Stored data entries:
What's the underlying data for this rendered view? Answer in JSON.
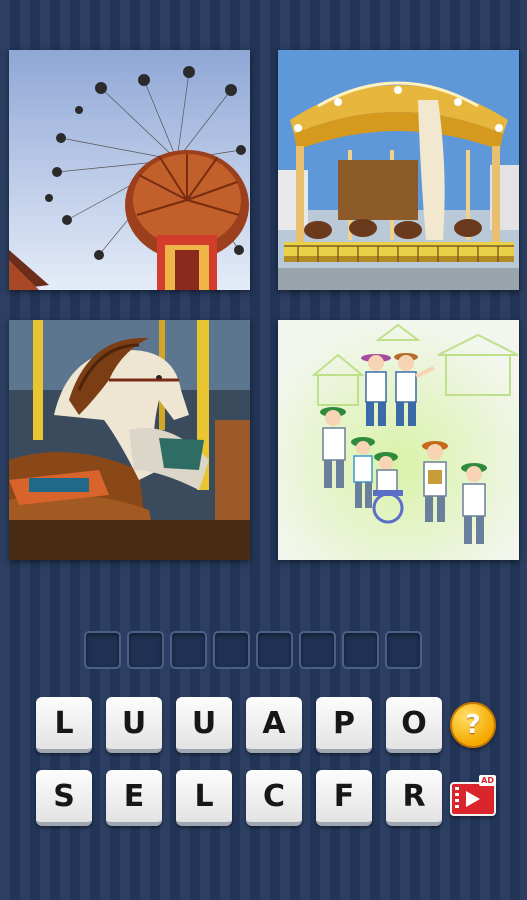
{
  "puzzle": {
    "pictures": [
      {
        "name": "swing-ride-photo"
      },
      {
        "name": "carousel-photo"
      },
      {
        "name": "carousel-horse-photo"
      },
      {
        "name": "group-outing-illustration"
      }
    ],
    "answer_slots": 8
  },
  "keyboard": {
    "rows": [
      [
        "L",
        "U",
        "U",
        "A",
        "P",
        "O"
      ],
      [
        "S",
        "E",
        "L",
        "C",
        "F",
        "R"
      ]
    ]
  },
  "hint_button": {
    "icon": "question-mark-icon",
    "label": "?",
    "color": "#f5a800"
  },
  "ad_button": {
    "icon": "video-ad-icon",
    "label": "AD",
    "color": "#d8262c"
  },
  "theme": {
    "background": "#24385c",
    "slot_border": "#4a6088"
  }
}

:: Stated goal ::
Show all lines from the listing above in which "photo" appears.

:: Task result ::
        "name": "swing-ride-photo"
        "name": "carousel-photo"
        "name": "carousel-horse-photo"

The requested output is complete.